EXERCISE REQUIREMENTS: What follows are records. Restate all of them word for word.

Figure collection entries:
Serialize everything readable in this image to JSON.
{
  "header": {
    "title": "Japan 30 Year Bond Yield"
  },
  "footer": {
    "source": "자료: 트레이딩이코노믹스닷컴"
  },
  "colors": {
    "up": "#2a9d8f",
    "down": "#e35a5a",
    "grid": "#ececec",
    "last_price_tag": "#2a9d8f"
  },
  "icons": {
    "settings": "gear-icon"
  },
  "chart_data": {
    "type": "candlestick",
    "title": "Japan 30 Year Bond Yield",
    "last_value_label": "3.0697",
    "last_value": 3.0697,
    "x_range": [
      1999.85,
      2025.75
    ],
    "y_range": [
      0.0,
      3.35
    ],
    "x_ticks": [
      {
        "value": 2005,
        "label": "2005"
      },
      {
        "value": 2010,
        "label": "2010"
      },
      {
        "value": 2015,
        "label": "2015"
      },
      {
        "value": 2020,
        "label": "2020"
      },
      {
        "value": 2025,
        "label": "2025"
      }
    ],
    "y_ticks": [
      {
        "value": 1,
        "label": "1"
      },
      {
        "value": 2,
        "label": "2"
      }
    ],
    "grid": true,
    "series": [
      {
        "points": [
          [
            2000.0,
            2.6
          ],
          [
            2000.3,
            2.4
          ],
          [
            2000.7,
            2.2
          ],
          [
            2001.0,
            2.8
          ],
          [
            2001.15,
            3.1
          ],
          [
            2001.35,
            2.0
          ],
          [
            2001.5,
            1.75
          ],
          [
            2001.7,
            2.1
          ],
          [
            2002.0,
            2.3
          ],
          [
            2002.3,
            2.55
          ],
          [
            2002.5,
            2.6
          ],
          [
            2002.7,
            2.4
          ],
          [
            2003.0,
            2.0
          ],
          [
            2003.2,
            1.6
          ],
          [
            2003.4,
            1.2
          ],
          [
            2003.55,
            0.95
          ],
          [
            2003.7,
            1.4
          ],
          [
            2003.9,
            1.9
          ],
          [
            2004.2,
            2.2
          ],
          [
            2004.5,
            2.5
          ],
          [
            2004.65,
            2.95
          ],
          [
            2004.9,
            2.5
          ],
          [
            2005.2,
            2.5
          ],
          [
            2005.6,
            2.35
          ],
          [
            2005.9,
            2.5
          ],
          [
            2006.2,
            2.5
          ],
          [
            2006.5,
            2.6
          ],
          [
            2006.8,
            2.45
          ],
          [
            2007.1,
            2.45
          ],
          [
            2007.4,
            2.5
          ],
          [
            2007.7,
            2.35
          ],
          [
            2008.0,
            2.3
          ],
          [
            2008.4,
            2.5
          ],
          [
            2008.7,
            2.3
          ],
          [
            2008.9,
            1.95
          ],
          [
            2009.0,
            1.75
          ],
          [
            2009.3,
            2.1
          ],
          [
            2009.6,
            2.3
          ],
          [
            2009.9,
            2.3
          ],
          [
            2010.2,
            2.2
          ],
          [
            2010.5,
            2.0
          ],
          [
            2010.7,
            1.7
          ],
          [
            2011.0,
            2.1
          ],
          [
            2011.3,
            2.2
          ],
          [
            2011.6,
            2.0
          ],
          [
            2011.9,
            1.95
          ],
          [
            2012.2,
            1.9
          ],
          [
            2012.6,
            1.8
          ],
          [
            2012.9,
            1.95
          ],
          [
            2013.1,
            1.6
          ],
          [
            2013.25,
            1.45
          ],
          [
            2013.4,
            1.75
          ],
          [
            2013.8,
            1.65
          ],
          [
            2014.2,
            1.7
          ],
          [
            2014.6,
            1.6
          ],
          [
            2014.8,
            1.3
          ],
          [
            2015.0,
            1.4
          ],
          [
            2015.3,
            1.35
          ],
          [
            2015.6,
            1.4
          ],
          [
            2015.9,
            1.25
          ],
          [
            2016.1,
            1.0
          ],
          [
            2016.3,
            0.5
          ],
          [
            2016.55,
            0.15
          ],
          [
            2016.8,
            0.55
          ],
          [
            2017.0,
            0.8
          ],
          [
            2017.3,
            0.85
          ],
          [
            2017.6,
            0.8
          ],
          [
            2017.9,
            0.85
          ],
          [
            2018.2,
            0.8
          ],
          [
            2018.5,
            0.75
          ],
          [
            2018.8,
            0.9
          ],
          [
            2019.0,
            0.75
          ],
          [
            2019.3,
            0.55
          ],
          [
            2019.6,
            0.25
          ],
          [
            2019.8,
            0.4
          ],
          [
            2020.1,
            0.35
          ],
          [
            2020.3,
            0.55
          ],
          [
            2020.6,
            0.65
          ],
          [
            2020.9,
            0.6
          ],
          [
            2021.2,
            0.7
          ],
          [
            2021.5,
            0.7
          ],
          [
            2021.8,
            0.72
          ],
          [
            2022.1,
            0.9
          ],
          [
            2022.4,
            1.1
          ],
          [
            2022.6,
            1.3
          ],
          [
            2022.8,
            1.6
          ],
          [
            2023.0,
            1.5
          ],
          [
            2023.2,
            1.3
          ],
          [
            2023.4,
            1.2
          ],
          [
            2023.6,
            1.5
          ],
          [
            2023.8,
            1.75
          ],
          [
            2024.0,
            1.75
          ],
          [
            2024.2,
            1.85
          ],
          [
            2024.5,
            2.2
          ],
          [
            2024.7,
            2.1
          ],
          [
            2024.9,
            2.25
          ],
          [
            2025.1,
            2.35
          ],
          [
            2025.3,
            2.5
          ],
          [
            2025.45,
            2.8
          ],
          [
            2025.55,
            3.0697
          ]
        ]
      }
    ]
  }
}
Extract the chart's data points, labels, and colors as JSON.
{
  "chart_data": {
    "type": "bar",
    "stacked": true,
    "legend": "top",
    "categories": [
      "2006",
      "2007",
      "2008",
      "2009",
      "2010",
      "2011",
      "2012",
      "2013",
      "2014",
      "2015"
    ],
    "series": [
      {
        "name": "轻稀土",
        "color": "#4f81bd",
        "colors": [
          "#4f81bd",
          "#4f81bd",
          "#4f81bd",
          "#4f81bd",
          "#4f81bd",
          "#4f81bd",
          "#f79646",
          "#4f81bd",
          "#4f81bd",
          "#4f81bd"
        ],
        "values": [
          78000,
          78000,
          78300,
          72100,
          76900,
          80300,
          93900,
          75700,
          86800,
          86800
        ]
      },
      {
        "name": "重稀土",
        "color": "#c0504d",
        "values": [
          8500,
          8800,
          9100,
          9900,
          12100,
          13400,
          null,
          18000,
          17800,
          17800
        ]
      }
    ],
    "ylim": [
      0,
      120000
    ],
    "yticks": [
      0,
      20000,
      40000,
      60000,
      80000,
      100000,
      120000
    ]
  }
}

OUTPUT FOR THIS EXERCISE:
Serialize everything readable in this image to JSON.
{
  "header": {
    "title": "Japan 30 Year Bond Yield"
  },
  "footer": {
    "source": "자료: 트레이딩이코노믹스닷컴"
  },
  "colors": {
    "up": "#2a9d8f",
    "down": "#e35a5a",
    "grid": "#ececec",
    "last_price_tag": "#2a9d8f"
  },
  "icons": {
    "settings": "gear-icon"
  },
  "chart_data": {
    "type": "candlestick",
    "title": "Japan 30 Year Bond Yield",
    "last_value_label": "3.0697",
    "last_value": 3.0697,
    "x_range": [
      1999.85,
      2025.75
    ],
    "y_range": [
      0.0,
      3.35
    ],
    "x_ticks": [
      {
        "value": 2005,
        "label": "2005"
      },
      {
        "value": 2010,
        "label": "2010"
      },
      {
        "value": 2015,
        "label": "2015"
      },
      {
        "value": 2020,
        "label": "2020"
      },
      {
        "value": 2025,
        "label": "2025"
      }
    ],
    "y_ticks": [
      {
        "value": 1,
        "label": "1"
      },
      {
        "value": 2,
        "label": "2"
      }
    ],
    "grid": true,
    "series": [
      {
        "points": [
          [
            2000.0,
            2.6
          ],
          [
            2000.3,
            2.4
          ],
          [
            2000.7,
            2.2
          ],
          [
            2001.0,
            2.8
          ],
          [
            2001.15,
            3.1
          ],
          [
            2001.35,
            2.0
          ],
          [
            2001.5,
            1.75
          ],
          [
            2001.7,
            2.1
          ],
          [
            2002.0,
            2.3
          ],
          [
            2002.3,
            2.55
          ],
          [
            2002.5,
            2.6
          ],
          [
            2002.7,
            2.4
          ],
          [
            2003.0,
            2.0
          ],
          [
            2003.2,
            1.6
          ],
          [
            2003.4,
            1.2
          ],
          [
            2003.55,
            0.95
          ],
          [
            2003.7,
            1.4
          ],
          [
            2003.9,
            1.9
          ],
          [
            2004.2,
            2.2
          ],
          [
            2004.5,
            2.5
          ],
          [
            2004.65,
            2.95
          ],
          [
            2004.9,
            2.5
          ],
          [
            2005.2,
            2.5
          ],
          [
            2005.6,
            2.35
          ],
          [
            2005.9,
            2.5
          ],
          [
            2006.2,
            2.5
          ],
          [
            2006.5,
            2.6
          ],
          [
            2006.8,
            2.45
          ],
          [
            2007.1,
            2.45
          ],
          [
            2007.4,
            2.5
          ],
          [
            2007.7,
            2.35
          ],
          [
            2008.0,
            2.3
          ],
          [
            2008.4,
            2.5
          ],
          [
            2008.7,
            2.3
          ],
          [
            2008.9,
            1.95
          ],
          [
            2009.0,
            1.75
          ],
          [
            2009.3,
            2.1
          ],
          [
            2009.6,
            2.3
          ],
          [
            2009.9,
            2.3
          ],
          [
            2010.2,
            2.2
          ],
          [
            2010.5,
            2.0
          ],
          [
            2010.7,
            1.7
          ],
          [
            2011.0,
            2.1
          ],
          [
            2011.3,
            2.2
          ],
          [
            2011.6,
            2.0
          ],
          [
            2011.9,
            1.95
          ],
          [
            2012.2,
            1.9
          ],
          [
            2012.6,
            1.8
          ],
          [
            2012.9,
            1.95
          ],
          [
            2013.1,
            1.6
          ],
          [
            2013.25,
            1.45
          ],
          [
            2013.4,
            1.75
          ],
          [
            2013.8,
            1.65
          ],
          [
            2014.2,
            1.7
          ],
          [
            2014.6,
            1.6
          ],
          [
            2014.8,
            1.3
          ],
          [
            2015.0,
            1.4
          ],
          [
            2015.3,
            1.35
          ],
          [
            2015.6,
            1.4
          ],
          [
            2015.9,
            1.25
          ],
          [
            2016.1,
            1.0
          ],
          [
            2016.3,
            0.5
          ],
          [
            2016.55,
            0.15
          ],
          [
            2016.8,
            0.55
          ],
          [
            2017.0,
            0.8
          ],
          [
            2017.3,
            0.85
          ],
          [
            2017.6,
            0.8
          ],
          [
            2017.9,
            0.85
          ],
          [
            2018.2,
            0.8
          ],
          [
            2018.5,
            0.75
          ],
          [
            2018.8,
            0.9
          ],
          [
            2019.0,
            0.75
          ],
          [
            2019.3,
            0.55
          ],
          [
            2019.6,
            0.25
          ],
          [
            2019.8,
            0.4
          ],
          [
            2020.1,
            0.35
          ],
          [
            2020.3,
            0.55
          ],
          [
            2020.6,
            0.65
          ],
          [
            2020.9,
            0.6
          ],
          [
            2021.2,
            0.7
          ],
          [
            2021.5,
            0.7
          ],
          [
            2021.8,
            0.72
          ],
          [
            2022.1,
            0.9
          ],
          [
            2022.4,
            1.1
          ],
          [
            2022.6,
            1.3
          ],
          [
            2022.8,
            1.6
          ],
          [
            2023.0,
            1.5
          ],
          [
            2023.2,
            1.3
          ],
          [
            2023.4,
            1.2
          ],
          [
            2023.6,
            1.5
          ],
          [
            2023.8,
            1.75
          ],
          [
            2024.0,
            1.75
          ],
          [
            2024.2,
            1.85
          ],
          [
            2024.5,
            2.2
          ],
          [
            2024.7,
            2.1
          ],
          [
            2024.9,
            2.25
          ],
          [
            2025.1,
            2.35
          ],
          [
            2025.3,
            2.5
          ],
          [
            2025.45,
            2.8
          ],
          [
            2025.55,
            3.0697
          ]
        ]
      }
    ]
  }
}
Extract the chart's data points, labels, and colors as JSON.
{
  "chart_data": {
    "type": "bar",
    "stacked": true,
    "legend": "top",
    "categories": [
      "2006",
      "2007",
      "2008",
      "2009",
      "2010",
      "2011",
      "2012",
      "2013",
      "2014",
      "2015"
    ],
    "series": [
      {
        "name": "轻稀土",
        "color": "#4f81bd",
        "colors": [
          "#4f81bd",
          "#4f81bd",
          "#4f81bd",
          "#4f81bd",
          "#4f81bd",
          "#4f81bd",
          "#f79646",
          "#4f81bd",
          "#4f81bd",
          "#4f81bd"
        ],
        "values": [
          78000,
          78000,
          78300,
          72100,
          76900,
          80300,
          93900,
          75700,
          86800,
          86800
        ]
      },
      {
        "name": "重稀土",
        "color": "#c0504d",
        "values": [
          8500,
          8800,
          9100,
          9900,
          12100,
          13400,
          null,
          18000,
          17800,
          17800
        ]
      }
    ],
    "ylim": [
      0,
      120000
    ],
    "yticks": [
      0,
      20000,
      40000,
      60000,
      80000,
      100000,
      120000
    ]
  }
}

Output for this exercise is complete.